> **GIVEN TASK**
Return all lines with the word "expression" in them.

> **GIVEN RECORDS**
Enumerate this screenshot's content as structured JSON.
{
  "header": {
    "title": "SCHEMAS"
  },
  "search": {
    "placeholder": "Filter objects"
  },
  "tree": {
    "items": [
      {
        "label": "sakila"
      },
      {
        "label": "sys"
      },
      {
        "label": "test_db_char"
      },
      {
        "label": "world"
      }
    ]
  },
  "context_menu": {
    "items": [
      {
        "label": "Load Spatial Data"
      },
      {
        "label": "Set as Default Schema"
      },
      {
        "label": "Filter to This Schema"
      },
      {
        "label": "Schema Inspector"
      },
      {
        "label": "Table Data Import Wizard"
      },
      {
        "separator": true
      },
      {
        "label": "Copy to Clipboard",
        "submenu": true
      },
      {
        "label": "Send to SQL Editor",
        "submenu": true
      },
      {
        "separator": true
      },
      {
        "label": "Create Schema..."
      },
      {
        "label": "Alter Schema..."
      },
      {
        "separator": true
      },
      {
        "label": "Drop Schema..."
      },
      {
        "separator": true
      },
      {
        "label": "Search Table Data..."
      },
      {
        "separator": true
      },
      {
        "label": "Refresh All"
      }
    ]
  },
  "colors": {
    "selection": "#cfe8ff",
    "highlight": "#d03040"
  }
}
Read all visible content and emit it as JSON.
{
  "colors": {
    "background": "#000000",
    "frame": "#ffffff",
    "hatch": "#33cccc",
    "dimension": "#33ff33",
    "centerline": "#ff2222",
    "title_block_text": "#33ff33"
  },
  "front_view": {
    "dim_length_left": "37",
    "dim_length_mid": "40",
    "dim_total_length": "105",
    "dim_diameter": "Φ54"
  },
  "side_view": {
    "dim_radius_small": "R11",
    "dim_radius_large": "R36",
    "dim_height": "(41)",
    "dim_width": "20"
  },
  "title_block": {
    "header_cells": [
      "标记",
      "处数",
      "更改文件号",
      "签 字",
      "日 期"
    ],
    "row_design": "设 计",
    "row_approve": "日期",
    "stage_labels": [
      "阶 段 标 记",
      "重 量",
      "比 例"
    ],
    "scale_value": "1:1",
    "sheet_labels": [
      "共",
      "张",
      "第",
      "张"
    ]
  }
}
---
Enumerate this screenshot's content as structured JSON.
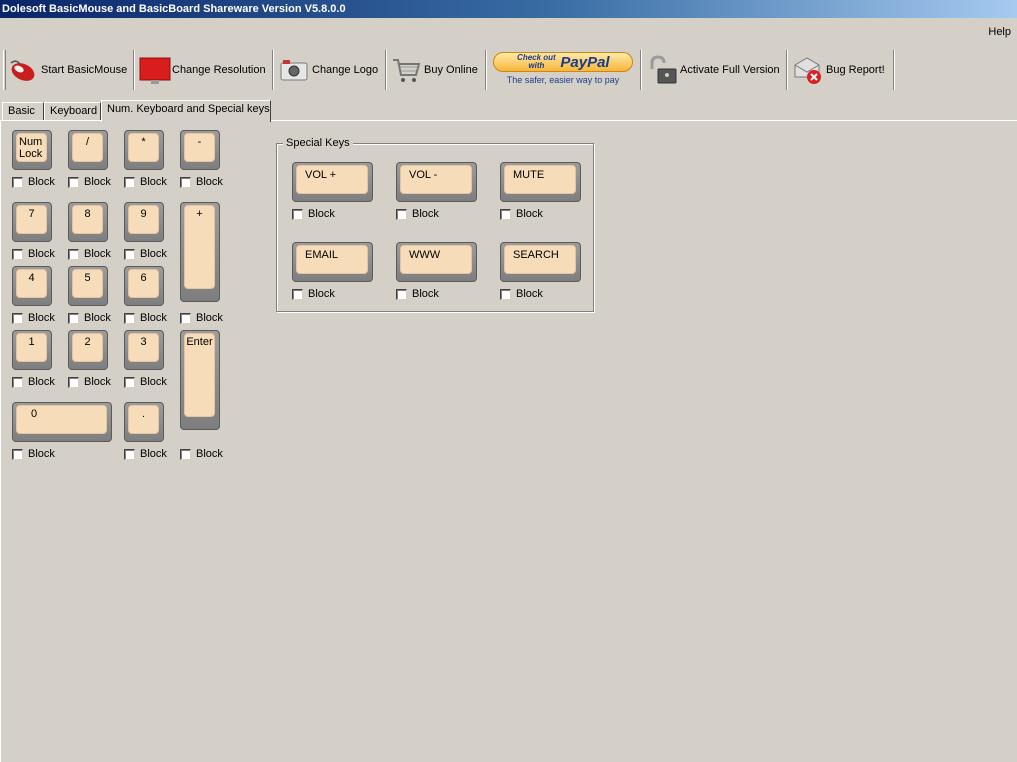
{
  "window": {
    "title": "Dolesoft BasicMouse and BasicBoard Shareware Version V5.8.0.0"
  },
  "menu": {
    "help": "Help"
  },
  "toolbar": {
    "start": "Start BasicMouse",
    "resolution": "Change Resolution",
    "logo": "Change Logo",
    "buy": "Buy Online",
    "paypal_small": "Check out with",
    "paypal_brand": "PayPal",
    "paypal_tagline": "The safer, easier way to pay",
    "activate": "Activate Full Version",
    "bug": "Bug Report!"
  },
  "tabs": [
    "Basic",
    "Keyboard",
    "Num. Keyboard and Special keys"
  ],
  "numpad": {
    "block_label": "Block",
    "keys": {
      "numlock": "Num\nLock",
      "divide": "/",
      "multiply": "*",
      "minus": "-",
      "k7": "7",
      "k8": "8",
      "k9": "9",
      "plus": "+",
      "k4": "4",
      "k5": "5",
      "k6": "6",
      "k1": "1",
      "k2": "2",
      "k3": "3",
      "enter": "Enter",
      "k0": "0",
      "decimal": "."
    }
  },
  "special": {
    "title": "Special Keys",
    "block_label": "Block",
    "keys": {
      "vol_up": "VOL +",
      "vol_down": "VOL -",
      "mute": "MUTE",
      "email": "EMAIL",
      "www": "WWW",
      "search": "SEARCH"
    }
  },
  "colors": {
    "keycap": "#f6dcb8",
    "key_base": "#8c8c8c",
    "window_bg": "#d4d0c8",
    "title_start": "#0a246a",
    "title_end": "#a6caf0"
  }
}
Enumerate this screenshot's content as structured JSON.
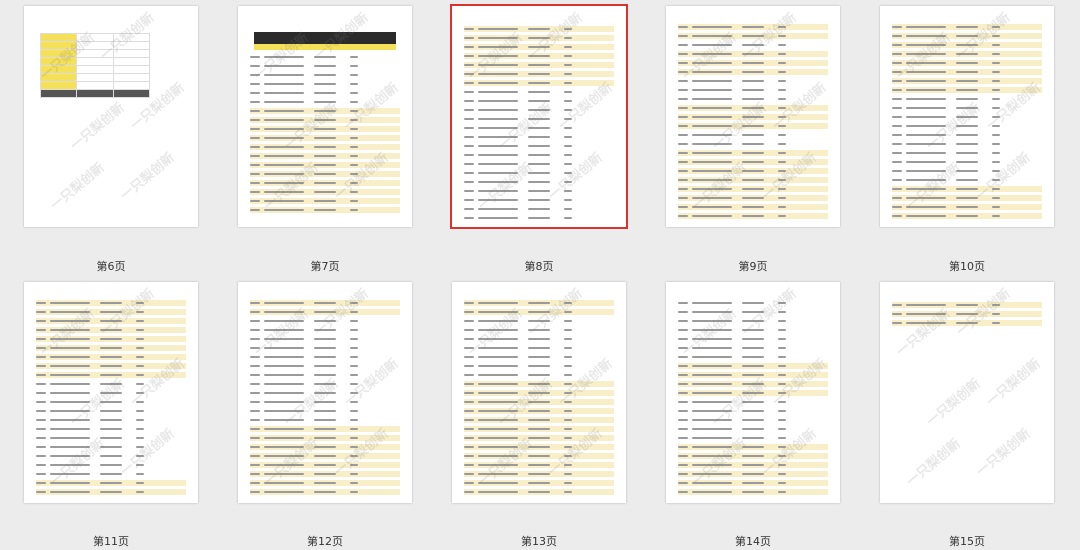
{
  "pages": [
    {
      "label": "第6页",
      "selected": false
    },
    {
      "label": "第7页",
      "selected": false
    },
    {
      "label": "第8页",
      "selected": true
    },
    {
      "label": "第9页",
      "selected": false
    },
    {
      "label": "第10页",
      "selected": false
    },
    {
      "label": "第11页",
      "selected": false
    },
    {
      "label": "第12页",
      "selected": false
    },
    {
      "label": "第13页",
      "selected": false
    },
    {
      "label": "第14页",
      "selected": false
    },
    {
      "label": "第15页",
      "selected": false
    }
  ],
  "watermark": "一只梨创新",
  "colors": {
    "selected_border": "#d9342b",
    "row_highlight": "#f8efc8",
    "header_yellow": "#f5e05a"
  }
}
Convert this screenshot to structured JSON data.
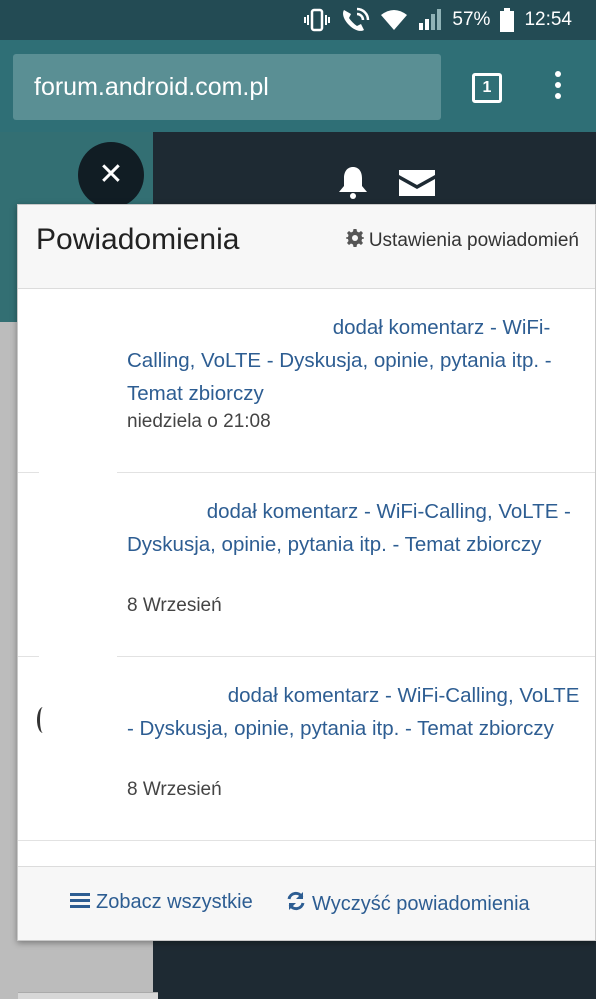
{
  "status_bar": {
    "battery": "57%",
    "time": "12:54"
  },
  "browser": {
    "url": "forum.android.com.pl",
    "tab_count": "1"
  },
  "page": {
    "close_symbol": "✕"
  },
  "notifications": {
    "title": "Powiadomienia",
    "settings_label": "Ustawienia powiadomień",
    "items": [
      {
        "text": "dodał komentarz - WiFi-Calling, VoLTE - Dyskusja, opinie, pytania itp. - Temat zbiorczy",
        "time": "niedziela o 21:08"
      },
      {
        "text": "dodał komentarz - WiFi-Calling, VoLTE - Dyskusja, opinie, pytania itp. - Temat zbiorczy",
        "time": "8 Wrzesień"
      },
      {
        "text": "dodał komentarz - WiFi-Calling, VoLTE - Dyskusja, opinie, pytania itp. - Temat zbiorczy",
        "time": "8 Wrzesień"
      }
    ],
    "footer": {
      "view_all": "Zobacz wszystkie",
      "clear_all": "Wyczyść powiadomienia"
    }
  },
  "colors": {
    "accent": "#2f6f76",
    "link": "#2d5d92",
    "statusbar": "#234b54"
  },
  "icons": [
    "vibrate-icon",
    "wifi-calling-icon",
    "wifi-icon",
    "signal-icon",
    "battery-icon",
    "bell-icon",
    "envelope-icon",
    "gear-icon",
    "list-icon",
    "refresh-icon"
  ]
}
---
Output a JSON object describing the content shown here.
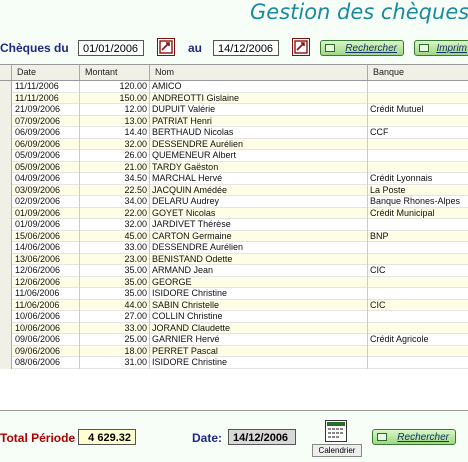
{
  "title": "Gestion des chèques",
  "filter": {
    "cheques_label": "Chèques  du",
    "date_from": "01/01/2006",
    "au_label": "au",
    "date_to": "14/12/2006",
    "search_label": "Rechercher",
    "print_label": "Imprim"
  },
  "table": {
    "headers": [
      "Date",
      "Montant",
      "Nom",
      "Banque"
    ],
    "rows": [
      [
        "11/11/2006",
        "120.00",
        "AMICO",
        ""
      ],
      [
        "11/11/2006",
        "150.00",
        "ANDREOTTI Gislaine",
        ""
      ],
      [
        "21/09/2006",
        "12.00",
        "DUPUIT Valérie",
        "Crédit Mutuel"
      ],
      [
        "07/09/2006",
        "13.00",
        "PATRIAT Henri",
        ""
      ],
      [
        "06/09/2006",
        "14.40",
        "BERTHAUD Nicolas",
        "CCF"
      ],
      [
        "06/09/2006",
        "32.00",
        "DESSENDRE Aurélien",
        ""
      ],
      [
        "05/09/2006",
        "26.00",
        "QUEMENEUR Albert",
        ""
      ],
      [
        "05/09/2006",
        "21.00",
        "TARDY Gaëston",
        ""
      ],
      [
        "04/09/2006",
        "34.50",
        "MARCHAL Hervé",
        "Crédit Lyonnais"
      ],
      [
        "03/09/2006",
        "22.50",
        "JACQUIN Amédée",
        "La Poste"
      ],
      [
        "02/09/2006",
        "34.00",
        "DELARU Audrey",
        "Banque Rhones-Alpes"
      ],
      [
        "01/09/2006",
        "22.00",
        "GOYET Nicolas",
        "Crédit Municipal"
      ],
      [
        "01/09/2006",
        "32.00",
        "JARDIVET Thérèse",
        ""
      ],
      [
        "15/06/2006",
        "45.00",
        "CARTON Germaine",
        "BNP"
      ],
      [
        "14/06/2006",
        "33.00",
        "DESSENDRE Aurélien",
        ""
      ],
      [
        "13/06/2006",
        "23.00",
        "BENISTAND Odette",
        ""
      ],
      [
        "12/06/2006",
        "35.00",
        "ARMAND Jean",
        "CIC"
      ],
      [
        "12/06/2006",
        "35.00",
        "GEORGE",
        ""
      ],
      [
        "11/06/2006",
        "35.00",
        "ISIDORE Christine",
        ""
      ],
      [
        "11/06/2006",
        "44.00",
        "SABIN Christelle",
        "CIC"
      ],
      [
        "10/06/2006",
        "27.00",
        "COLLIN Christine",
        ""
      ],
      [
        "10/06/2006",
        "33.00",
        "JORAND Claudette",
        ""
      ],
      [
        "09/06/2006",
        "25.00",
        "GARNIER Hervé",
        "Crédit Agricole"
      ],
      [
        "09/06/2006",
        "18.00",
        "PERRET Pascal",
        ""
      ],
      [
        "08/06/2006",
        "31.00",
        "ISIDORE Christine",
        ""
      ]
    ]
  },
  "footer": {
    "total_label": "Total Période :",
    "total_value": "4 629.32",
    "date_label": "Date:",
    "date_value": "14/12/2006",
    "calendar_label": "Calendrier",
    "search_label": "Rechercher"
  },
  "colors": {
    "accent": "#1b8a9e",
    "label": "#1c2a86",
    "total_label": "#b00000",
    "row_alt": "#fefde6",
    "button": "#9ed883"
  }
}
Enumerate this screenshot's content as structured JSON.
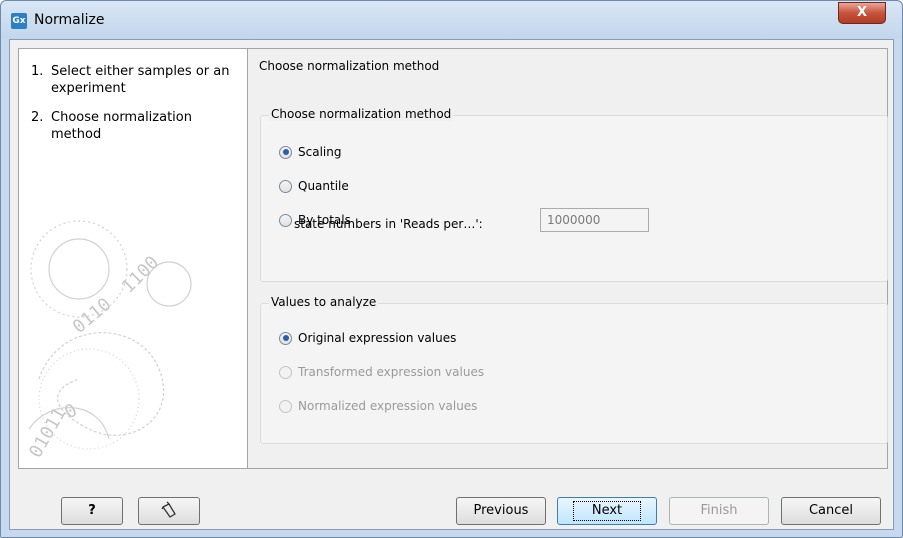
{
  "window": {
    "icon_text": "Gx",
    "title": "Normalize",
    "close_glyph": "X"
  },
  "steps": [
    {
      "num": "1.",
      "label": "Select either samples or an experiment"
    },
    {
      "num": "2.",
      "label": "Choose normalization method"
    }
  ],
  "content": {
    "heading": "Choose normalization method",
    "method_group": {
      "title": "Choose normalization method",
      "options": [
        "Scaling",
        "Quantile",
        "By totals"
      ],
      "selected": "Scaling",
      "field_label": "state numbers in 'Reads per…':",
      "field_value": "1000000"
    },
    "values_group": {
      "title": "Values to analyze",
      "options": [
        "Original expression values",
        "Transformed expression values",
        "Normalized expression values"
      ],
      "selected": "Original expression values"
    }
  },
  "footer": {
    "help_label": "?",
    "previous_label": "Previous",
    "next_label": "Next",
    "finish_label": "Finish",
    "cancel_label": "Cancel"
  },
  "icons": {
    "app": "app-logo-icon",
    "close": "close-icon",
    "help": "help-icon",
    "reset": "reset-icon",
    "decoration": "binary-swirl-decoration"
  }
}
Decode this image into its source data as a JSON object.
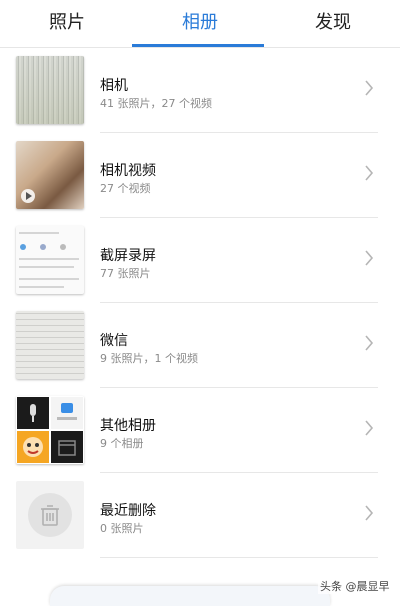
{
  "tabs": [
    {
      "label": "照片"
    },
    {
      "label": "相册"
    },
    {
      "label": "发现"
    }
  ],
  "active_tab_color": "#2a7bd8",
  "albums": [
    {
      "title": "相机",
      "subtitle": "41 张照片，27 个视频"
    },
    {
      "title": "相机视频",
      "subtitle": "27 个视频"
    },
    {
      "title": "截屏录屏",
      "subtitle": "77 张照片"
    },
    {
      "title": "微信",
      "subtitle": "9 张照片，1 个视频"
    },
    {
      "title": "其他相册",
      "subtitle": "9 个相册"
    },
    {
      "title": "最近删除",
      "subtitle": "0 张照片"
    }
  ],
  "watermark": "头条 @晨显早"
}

> **FINAL RESULT**
        "Original expression values",
        "Transformed expression values",
        "Normalized expression values"
      "selected": "Original expression values"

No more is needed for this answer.